## [Materials provided]
^^^^

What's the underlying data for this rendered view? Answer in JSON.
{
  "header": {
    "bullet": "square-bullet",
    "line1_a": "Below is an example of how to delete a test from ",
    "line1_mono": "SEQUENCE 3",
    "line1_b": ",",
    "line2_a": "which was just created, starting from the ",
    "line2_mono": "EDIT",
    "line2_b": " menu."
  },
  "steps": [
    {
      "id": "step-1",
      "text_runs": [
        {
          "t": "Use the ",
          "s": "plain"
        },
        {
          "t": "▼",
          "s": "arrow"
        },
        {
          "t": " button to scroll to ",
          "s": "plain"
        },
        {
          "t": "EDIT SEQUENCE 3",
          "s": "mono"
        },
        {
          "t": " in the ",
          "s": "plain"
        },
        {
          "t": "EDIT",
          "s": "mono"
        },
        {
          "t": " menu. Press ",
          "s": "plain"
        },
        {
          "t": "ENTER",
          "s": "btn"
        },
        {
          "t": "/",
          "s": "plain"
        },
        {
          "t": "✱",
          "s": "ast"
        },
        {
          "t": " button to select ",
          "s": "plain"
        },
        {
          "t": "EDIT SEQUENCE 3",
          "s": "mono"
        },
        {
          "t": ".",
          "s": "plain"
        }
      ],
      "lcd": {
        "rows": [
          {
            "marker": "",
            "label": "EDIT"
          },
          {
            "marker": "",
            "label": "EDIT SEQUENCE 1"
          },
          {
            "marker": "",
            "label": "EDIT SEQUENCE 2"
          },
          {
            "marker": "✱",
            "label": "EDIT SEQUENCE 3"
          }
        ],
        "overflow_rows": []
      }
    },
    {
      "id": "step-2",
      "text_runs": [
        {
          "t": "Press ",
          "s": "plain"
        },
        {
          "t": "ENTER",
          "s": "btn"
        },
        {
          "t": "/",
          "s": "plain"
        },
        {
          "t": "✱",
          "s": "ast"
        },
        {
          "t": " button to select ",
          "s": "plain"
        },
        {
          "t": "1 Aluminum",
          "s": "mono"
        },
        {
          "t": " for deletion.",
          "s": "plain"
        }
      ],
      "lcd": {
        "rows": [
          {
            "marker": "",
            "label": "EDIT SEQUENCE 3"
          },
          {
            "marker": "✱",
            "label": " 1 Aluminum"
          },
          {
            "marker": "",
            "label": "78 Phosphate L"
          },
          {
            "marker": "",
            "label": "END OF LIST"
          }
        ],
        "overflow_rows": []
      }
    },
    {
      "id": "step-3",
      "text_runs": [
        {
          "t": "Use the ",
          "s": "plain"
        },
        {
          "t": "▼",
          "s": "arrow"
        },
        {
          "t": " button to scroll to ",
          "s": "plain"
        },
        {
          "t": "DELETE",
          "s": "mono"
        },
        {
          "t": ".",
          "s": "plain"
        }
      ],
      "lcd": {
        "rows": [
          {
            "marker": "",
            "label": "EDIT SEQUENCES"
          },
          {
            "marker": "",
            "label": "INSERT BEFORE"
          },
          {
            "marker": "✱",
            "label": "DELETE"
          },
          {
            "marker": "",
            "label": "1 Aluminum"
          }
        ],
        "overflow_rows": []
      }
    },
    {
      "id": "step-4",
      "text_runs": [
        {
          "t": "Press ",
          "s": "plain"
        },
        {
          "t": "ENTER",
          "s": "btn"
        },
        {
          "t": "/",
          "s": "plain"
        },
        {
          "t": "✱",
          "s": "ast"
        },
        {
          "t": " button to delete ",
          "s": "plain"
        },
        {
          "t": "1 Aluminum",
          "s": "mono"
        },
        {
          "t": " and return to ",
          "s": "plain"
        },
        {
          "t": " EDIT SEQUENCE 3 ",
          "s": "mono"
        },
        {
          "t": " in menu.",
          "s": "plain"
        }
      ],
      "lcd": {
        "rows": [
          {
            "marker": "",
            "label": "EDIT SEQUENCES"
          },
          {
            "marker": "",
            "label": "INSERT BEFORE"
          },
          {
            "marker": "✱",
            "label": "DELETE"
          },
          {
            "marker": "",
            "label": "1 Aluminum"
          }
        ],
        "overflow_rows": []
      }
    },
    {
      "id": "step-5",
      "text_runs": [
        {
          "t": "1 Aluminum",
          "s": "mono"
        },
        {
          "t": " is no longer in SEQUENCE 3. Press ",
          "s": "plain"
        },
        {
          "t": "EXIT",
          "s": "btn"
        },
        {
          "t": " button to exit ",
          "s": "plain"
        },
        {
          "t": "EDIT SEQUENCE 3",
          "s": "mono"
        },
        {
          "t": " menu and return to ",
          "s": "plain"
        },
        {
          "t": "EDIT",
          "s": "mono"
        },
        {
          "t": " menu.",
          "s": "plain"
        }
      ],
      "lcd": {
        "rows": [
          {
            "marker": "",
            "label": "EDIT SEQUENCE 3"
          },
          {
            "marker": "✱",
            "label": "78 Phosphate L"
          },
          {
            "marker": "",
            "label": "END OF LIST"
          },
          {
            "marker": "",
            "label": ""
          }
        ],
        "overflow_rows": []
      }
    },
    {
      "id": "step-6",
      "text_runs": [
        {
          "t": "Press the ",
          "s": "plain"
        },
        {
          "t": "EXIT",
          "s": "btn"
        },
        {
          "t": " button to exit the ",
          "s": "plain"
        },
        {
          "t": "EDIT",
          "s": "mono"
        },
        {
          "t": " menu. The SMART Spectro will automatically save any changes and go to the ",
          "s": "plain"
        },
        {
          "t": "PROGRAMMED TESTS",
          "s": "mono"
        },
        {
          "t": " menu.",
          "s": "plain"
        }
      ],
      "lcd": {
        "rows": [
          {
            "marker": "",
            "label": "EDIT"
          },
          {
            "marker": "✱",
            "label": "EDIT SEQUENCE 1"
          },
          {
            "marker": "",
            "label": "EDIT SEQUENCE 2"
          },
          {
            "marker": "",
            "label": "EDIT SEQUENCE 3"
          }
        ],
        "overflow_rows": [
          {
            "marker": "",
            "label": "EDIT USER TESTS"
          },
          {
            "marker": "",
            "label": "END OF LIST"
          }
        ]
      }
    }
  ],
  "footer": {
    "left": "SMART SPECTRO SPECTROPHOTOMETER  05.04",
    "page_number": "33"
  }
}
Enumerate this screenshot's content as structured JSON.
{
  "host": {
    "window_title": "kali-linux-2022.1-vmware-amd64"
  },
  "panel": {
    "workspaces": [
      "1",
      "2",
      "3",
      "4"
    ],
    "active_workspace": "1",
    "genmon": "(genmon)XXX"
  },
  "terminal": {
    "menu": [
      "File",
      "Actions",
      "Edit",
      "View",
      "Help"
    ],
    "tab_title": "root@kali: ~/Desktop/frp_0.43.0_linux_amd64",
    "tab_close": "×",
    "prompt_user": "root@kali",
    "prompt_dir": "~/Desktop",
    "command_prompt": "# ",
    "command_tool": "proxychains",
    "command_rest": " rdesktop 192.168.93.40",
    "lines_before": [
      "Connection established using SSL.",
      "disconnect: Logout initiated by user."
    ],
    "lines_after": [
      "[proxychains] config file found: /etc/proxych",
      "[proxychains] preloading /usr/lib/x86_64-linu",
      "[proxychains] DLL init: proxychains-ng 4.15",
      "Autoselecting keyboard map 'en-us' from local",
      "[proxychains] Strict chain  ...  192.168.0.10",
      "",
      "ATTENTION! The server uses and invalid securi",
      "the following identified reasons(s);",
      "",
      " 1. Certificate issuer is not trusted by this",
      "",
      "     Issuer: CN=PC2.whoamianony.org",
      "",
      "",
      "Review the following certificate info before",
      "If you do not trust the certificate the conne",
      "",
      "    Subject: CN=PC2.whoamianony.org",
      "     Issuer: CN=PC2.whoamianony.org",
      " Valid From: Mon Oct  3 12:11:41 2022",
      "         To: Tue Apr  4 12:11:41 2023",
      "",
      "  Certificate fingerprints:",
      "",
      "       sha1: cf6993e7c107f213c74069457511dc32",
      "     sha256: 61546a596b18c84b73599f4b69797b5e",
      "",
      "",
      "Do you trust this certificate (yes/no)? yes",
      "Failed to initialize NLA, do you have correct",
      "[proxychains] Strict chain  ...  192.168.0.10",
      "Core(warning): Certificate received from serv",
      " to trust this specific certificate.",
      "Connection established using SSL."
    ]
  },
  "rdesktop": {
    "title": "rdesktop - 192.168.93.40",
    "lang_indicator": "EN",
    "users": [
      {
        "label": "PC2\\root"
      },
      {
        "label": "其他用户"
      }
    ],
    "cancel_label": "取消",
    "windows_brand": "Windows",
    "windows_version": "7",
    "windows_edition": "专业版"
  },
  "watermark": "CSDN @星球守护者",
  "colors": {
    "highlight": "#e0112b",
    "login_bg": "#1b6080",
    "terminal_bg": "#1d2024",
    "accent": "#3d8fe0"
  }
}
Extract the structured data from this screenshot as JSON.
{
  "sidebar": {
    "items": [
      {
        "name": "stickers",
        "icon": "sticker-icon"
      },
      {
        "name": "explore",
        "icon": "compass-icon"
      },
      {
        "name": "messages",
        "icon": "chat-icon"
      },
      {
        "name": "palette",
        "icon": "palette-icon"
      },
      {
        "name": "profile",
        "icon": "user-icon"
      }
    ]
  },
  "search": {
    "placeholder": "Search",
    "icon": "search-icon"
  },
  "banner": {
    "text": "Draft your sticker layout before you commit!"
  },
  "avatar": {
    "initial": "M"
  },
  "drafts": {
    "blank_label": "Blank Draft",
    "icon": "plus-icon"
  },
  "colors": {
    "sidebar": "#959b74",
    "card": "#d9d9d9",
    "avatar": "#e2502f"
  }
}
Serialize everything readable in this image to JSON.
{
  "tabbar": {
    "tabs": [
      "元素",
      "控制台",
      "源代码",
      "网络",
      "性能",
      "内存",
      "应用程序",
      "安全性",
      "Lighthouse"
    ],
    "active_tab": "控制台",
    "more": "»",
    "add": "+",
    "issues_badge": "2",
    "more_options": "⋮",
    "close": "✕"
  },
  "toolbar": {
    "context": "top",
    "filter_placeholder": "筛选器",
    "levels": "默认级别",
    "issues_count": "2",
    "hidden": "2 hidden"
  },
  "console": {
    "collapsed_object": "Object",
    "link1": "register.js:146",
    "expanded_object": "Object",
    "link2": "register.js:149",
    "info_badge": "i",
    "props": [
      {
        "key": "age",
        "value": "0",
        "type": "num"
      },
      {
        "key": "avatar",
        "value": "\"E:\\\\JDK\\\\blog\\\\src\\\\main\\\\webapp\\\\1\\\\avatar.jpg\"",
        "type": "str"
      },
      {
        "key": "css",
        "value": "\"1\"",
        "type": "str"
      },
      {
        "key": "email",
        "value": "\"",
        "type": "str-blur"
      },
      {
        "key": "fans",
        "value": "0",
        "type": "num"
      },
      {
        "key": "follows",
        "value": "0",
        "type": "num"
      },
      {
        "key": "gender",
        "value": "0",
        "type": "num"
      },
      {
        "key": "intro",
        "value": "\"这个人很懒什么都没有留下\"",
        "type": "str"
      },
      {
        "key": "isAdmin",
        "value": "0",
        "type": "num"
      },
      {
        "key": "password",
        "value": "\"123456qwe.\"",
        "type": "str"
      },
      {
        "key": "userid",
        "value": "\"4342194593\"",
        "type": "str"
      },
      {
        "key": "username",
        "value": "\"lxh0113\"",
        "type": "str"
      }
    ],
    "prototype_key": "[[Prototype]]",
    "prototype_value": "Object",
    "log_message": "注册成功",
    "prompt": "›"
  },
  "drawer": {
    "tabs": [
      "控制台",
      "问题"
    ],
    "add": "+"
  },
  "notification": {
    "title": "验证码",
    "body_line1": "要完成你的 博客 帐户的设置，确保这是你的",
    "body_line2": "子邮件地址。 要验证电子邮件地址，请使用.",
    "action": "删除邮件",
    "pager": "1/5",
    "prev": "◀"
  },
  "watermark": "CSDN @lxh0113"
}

^^^^

## [Do this]
Determine how many of the lines above hold the word "avatar", and output that number by itself.

## [Correct response]
4